_Task objective:_ Select every line holding the word "from" and copy it.

>> BEGIN Data entries

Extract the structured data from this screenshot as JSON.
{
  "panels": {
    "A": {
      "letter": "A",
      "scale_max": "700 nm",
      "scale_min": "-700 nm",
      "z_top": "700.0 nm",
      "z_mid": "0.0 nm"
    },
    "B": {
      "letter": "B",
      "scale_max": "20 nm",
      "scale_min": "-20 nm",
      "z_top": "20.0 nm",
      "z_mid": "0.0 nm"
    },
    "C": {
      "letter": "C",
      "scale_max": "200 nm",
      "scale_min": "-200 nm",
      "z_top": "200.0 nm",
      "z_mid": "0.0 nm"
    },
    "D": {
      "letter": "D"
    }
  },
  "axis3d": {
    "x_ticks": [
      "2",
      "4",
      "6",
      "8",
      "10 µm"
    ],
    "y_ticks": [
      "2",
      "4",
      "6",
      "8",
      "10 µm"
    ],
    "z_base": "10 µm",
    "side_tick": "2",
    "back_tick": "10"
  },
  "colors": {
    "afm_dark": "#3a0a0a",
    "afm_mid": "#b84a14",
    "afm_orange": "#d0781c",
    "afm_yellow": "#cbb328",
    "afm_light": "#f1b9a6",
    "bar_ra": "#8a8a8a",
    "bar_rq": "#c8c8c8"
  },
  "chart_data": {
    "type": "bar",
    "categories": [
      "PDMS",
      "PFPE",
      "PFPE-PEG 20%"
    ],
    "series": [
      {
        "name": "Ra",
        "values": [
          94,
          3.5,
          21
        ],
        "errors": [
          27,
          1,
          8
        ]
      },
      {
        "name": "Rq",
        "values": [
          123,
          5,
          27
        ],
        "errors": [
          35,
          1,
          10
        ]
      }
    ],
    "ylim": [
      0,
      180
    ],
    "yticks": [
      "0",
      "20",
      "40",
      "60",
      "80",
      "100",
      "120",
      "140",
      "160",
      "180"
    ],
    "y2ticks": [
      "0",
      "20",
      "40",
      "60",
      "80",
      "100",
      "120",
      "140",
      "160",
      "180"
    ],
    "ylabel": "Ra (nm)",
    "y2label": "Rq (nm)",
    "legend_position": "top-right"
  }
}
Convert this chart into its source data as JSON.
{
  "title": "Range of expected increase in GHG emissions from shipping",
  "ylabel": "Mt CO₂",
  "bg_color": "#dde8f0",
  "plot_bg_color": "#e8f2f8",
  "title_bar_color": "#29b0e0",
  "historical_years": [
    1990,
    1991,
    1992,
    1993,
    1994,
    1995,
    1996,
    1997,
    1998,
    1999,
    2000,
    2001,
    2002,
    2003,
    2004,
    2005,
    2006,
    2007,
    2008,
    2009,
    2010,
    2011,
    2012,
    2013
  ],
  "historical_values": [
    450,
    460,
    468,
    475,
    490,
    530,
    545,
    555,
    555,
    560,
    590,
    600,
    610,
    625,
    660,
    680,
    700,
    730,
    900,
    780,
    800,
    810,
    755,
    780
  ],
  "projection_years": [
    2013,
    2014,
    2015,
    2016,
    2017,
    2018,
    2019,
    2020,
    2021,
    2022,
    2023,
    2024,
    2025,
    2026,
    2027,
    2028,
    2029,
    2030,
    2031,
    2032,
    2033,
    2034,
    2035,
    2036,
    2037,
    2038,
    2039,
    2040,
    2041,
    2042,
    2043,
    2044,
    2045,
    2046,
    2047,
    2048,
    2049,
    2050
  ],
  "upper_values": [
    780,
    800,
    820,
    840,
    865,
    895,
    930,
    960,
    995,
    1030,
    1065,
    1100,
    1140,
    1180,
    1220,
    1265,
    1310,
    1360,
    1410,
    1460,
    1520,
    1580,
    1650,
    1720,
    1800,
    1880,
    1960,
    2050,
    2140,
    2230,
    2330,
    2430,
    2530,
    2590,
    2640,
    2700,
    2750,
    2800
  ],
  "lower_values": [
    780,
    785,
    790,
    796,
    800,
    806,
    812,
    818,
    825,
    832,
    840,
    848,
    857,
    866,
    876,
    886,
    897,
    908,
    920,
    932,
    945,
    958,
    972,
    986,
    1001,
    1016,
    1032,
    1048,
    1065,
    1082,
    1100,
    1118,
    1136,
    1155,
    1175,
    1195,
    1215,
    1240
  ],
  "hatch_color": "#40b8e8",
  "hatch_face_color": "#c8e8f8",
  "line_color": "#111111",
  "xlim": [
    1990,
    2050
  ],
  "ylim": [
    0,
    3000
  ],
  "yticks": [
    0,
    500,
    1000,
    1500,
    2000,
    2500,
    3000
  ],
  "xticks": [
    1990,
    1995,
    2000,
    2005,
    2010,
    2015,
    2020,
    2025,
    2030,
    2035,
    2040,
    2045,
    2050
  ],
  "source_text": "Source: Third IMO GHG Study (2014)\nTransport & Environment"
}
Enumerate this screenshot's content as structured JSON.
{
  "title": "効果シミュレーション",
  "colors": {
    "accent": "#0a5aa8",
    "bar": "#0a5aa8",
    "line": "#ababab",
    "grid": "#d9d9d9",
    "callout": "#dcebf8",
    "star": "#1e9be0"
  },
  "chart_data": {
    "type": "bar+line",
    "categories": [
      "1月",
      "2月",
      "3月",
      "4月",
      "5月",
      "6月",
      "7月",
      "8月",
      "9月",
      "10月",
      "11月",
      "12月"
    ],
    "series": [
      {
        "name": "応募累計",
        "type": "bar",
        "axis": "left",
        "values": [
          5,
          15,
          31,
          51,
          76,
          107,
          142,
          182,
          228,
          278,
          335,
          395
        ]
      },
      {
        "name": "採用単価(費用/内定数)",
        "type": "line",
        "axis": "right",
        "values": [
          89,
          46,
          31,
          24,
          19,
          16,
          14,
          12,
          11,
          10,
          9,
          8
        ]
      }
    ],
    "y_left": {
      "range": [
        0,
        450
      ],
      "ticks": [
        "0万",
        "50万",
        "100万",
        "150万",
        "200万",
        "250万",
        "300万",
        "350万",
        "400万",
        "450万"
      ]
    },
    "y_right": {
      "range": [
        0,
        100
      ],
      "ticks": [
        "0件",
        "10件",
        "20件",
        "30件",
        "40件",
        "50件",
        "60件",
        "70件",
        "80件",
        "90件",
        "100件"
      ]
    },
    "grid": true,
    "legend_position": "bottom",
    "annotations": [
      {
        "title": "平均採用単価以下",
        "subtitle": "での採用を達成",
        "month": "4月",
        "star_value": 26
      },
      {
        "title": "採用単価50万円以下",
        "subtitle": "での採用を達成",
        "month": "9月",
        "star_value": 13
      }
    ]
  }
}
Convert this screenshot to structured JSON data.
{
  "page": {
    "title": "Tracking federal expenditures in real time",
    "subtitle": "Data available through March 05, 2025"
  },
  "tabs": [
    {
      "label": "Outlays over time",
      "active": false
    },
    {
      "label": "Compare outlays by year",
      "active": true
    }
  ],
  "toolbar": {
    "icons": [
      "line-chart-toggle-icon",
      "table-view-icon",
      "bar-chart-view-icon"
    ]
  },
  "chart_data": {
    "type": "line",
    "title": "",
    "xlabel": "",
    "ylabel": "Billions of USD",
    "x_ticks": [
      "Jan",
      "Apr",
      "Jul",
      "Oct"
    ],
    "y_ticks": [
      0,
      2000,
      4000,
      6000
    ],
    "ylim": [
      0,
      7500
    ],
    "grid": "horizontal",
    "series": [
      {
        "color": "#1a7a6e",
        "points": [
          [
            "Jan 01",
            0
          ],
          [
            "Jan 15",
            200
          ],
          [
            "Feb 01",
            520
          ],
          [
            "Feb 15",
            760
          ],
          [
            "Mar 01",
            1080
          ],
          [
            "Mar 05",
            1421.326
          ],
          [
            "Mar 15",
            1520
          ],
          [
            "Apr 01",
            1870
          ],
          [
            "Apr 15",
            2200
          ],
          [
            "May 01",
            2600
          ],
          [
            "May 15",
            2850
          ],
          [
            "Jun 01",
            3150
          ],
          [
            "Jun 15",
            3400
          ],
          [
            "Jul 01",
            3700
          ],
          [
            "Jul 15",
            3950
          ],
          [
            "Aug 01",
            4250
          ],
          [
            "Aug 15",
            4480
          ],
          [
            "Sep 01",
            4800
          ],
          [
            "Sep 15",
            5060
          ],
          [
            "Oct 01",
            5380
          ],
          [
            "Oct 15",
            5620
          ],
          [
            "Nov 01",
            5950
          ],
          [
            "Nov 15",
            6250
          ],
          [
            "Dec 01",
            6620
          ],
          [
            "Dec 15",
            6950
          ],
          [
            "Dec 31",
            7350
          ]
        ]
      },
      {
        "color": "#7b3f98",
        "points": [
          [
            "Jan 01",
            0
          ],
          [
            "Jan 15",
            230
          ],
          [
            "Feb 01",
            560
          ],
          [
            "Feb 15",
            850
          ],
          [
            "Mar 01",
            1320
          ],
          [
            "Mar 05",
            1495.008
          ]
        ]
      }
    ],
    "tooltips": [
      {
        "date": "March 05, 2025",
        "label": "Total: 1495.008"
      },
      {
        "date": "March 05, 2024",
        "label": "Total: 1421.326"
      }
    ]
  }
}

>> END Data entries

_Final result:_
Extract the structured data from this screenshot as JSON.
  "title": "Range of expected increase in GHG emissions from shipping",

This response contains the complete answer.